* [WHAT TO WORK ON]: Without the pictures, print each of the records below exactly as it appears.

* [RECORDS FOR THE EXERCISE]:
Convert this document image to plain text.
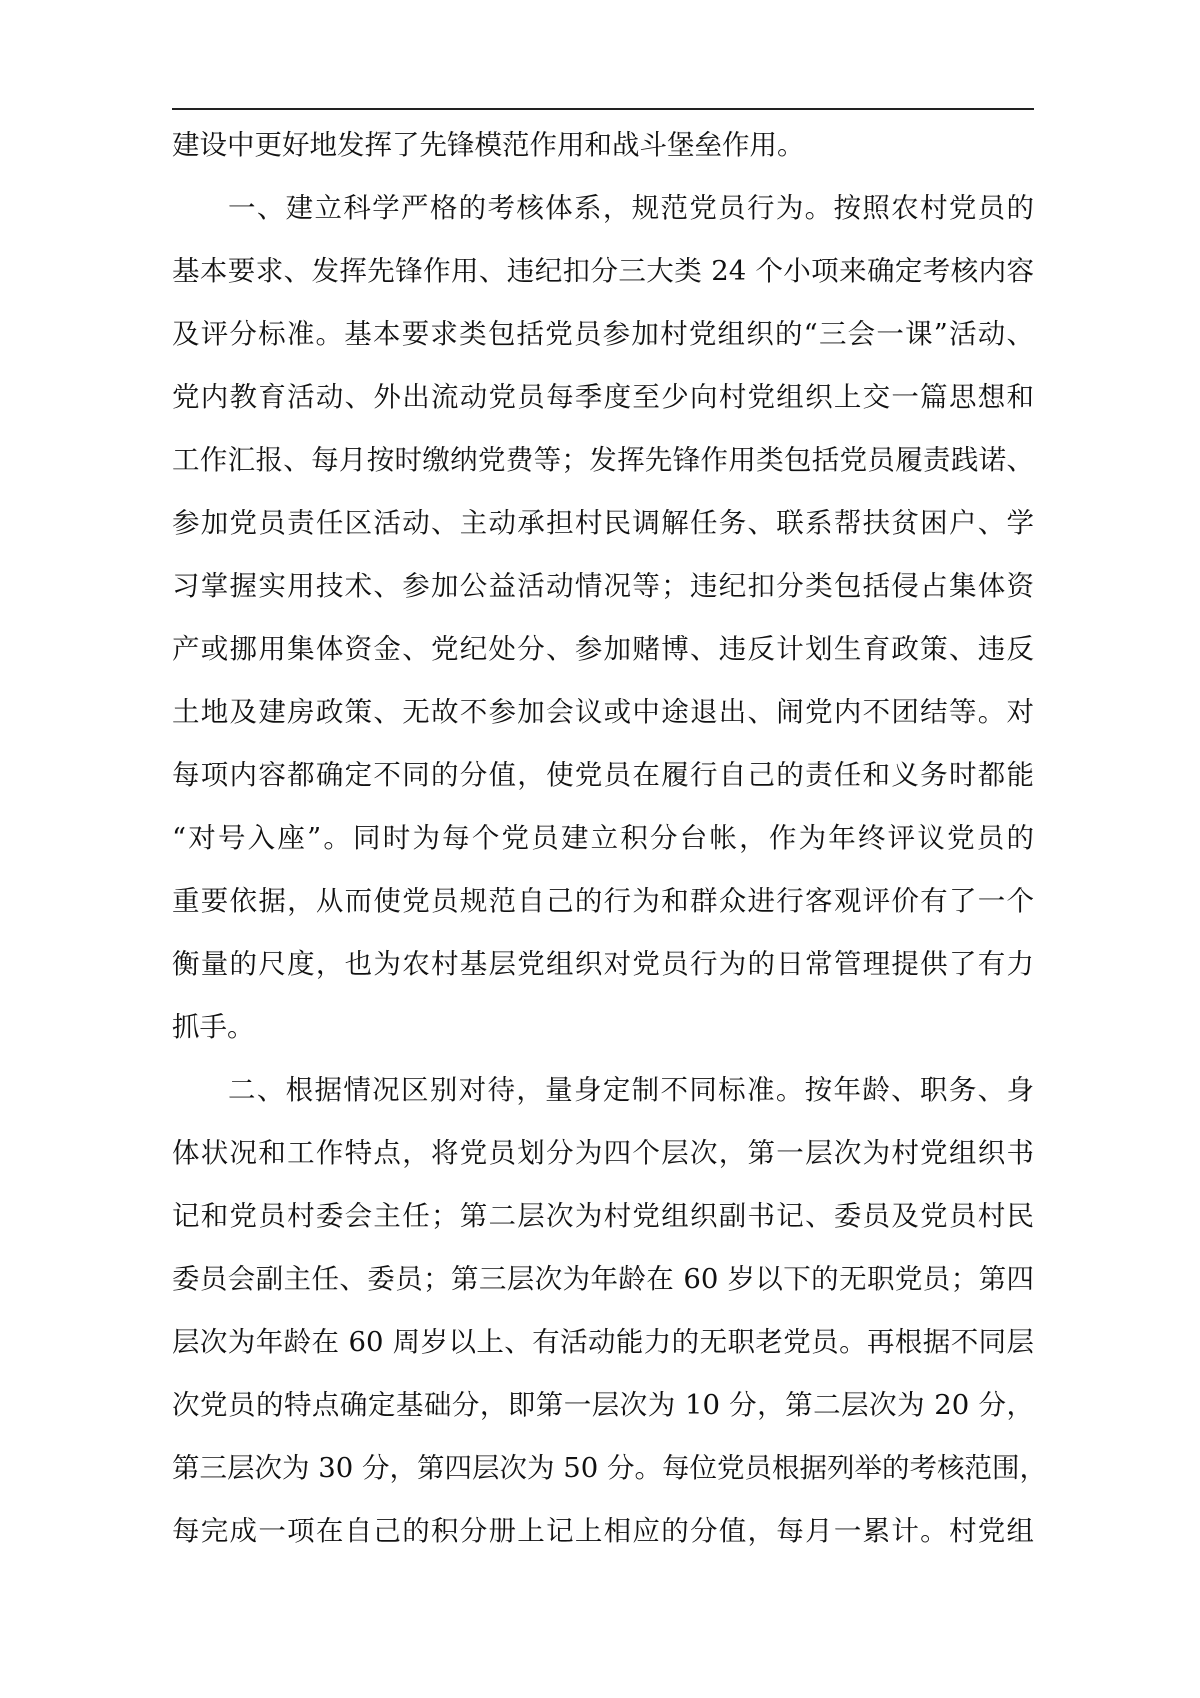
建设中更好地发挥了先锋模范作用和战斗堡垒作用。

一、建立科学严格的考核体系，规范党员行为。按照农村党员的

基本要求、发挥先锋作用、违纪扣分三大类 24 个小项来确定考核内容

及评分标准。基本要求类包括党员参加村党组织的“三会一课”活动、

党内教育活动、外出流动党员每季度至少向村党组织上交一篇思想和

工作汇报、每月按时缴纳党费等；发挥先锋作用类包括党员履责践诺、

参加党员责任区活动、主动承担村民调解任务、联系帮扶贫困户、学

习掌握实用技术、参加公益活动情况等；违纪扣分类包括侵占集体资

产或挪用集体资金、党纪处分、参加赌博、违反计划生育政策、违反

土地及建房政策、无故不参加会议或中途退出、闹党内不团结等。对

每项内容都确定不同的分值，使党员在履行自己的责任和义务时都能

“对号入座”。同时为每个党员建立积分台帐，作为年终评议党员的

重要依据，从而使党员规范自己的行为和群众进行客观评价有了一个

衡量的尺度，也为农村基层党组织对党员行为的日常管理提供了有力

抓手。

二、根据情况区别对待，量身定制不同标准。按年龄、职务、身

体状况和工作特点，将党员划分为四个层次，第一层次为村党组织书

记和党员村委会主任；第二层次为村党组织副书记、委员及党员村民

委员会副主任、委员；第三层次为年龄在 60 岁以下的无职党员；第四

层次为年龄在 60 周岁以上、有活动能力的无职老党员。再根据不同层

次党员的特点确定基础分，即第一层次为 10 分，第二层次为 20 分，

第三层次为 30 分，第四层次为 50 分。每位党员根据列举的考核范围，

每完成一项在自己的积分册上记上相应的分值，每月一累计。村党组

* [ANSWER BELOW]:
Convert this document image to plain text.
建设中更好地发挥了先锋模范作用和战斗堡垒作用。

一、建立科学严格的考核体系，规范党员行为。按照农村党员的

基本要求、发挥先锋作用、违纪扣分三大类 24 个小项来确定考核内容

及评分标准。基本要求类包括党员参加村党组织的“三会一课”活动、

党内教育活动、外出流动党员每季度至少向村党组织上交一篇思想和

工作汇报、每月按时缴纳党费等；发挥先锋作用类包括党员履责践诺、

参加党员责任区活动、主动承担村民调解任务、联系帮扶贫困户、学

习掌握实用技术、参加公益活动情况等；违纪扣分类包括侵占集体资

产或挪用集体资金、党纪处分、参加赌博、违反计划生育政策、违反

土地及建房政策、无故不参加会议或中途退出、闹党内不团结等。对

每项内容都确定不同的分值，使党员在履行自己的责任和义务时都能

“对号入座”。同时为每个党员建立积分台帐，作为年终评议党员的

重要依据，从而使党员规范自己的行为和群众进行客观评价有了一个

衡量的尺度，也为农村基层党组织对党员行为的日常管理提供了有力

抓手。

二、根据情况区别对待，量身定制不同标准。按年龄、职务、身

体状况和工作特点，将党员划分为四个层次，第一层次为村党组织书

记和党员村委会主任；第二层次为村党组织副书记、委员及党员村民

委员会副主任、委员；第三层次为年龄在 60 岁以下的无职党员；第四

层次为年龄在 60 周岁以上、有活动能力的无职老党员。再根据不同层

次党员的特点确定基础分，即第一层次为 10 分，第二层次为 20 分，

第三层次为 30 分，第四层次为 50 分。每位党员根据列举的考核范围，

每完成一项在自己的积分册上记上相应的分值，每月一累计。村党组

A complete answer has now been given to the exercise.